◆ TASK TO COMPLETE:
Restate the material word for word and leave out anything that is a picture.

◆ THE INPUT:
+===+

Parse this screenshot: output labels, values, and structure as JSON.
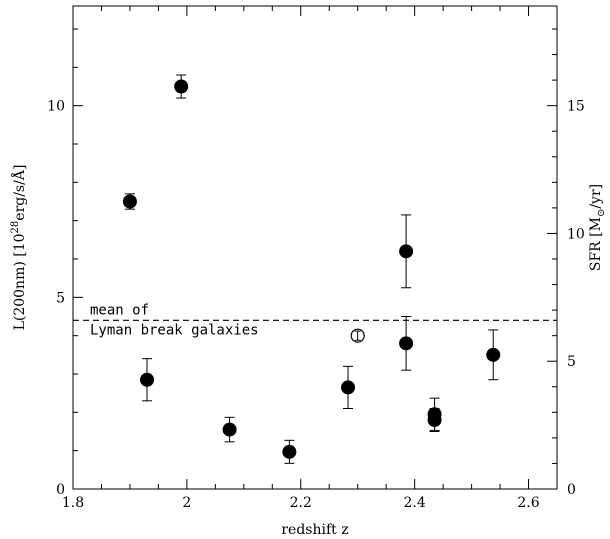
{
  "chart_data": {
    "type": "scatter",
    "xlabel": "redshift z",
    "ylabel_left": {
      "prefix": "L(200nm) [10",
      "sup": "28",
      "suffix": "erg/s/Å]"
    },
    "ylabel_right": {
      "prefix": "SFR [M",
      "sub": "⊙",
      "suffix": "/yr]"
    },
    "xlim": [
      1.8,
      2.65
    ],
    "ylim_left": [
      0,
      12.6
    ],
    "ylim_right": [
      0,
      18.9
    ],
    "x_ticks": [
      {
        "value": 1.8,
        "label": "1.8"
      },
      {
        "value": 2.0,
        "label": "2"
      },
      {
        "value": 2.2,
        "label": "2.2"
      },
      {
        "value": 2.4,
        "label": "2.4"
      },
      {
        "value": 2.6,
        "label": "2.6"
      }
    ],
    "y_ticks_left": [
      {
        "value": 0,
        "label": "0"
      },
      {
        "value": 5,
        "label": "5"
      },
      {
        "value": 10,
        "label": "10"
      }
    ],
    "y_ticks_right": [
      {
        "value": 0,
        "label": "0"
      },
      {
        "value": 5,
        "label": "5"
      },
      {
        "value": 10,
        "label": "10"
      },
      {
        "value": 15,
        "label": "15"
      }
    ],
    "reference_line": {
      "y": 4.4,
      "label_line1": "mean of",
      "label_line2": "Lyman break galaxies"
    },
    "series": [
      {
        "marker": "filled-circle",
        "points": [
          {
            "x": 1.9,
            "y": 7.5,
            "err": 0.2
          },
          {
            "x": 1.93,
            "y": 2.85,
            "err": 0.55
          },
          {
            "x": 1.99,
            "y": 10.5,
            "err": 0.3
          },
          {
            "x": 2.075,
            "y": 1.55,
            "err": 0.32
          },
          {
            "x": 2.18,
            "y": 0.97,
            "err": 0.3
          },
          {
            "x": 2.283,
            "y": 2.65,
            "err": 0.55
          },
          {
            "x": 2.385,
            "y": 6.2,
            "err": 0.95
          },
          {
            "x": 2.385,
            "y": 3.8,
            "err": 0.7
          },
          {
            "x": 2.435,
            "y": 1.95,
            "err": 0.42
          },
          {
            "x": 2.435,
            "y": 1.8,
            "err": 0.3
          },
          {
            "x": 2.538,
            "y": 3.5,
            "err": 0.65
          }
        ]
      },
      {
        "marker": "open-circle",
        "points": [
          {
            "x": 2.3,
            "y": 4.0,
            "err": 0.12
          }
        ]
      }
    ]
  }
}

+===+

◆ EXERCISE OUTPUT:
Parse this screenshot: output labels, values, and structure as JSON.
{
  "chart_data": {
    "type": "scatter",
    "xlabel": "redshift z",
    "ylabel_left": {
      "prefix": "L(200nm) [10",
      "sup": "28",
      "suffix": "erg/s/Å]"
    },
    "ylabel_right": {
      "prefix": "SFR [M",
      "sub": "⊙",
      "suffix": "/yr]"
    },
    "xlim": [
      1.8,
      2.65
    ],
    "ylim_left": [
      0,
      12.6
    ],
    "ylim_right": [
      0,
      18.9
    ],
    "x_ticks": [
      {
        "value": 1.8,
        "label": "1.8"
      },
      {
        "value": 2.0,
        "label": "2"
      },
      {
        "value": 2.2,
        "label": "2.2"
      },
      {
        "value": 2.4,
        "label": "2.4"
      },
      {
        "value": 2.6,
        "label": "2.6"
      }
    ],
    "y_ticks_left": [
      {
        "value": 0,
        "label": "0"
      },
      {
        "value": 5,
        "label": "5"
      },
      {
        "value": 10,
        "label": "10"
      }
    ],
    "y_ticks_right": [
      {
        "value": 0,
        "label": "0"
      },
      {
        "value": 5,
        "label": "5"
      },
      {
        "value": 10,
        "label": "10"
      },
      {
        "value": 15,
        "label": "15"
      }
    ],
    "reference_line": {
      "y": 4.4,
      "label_line1": "mean of",
      "label_line2": "Lyman break galaxies"
    },
    "series": [
      {
        "marker": "filled-circle",
        "points": [
          {
            "x": 1.9,
            "y": 7.5,
            "err": 0.2
          },
          {
            "x": 1.93,
            "y": 2.85,
            "err": 0.55
          },
          {
            "x": 1.99,
            "y": 10.5,
            "err": 0.3
          },
          {
            "x": 2.075,
            "y": 1.55,
            "err": 0.32
          },
          {
            "x": 2.18,
            "y": 0.97,
            "err": 0.3
          },
          {
            "x": 2.283,
            "y": 2.65,
            "err": 0.55
          },
          {
            "x": 2.385,
            "y": 6.2,
            "err": 0.95
          },
          {
            "x": 2.385,
            "y": 3.8,
            "err": 0.7
          },
          {
            "x": 2.435,
            "y": 1.95,
            "err": 0.42
          },
          {
            "x": 2.435,
            "y": 1.8,
            "err": 0.3
          },
          {
            "x": 2.538,
            "y": 3.5,
            "err": 0.65
          }
        ]
      },
      {
        "marker": "open-circle",
        "points": [
          {
            "x": 2.3,
            "y": 4.0,
            "err": 0.12
          }
        ]
      }
    ]
  }
}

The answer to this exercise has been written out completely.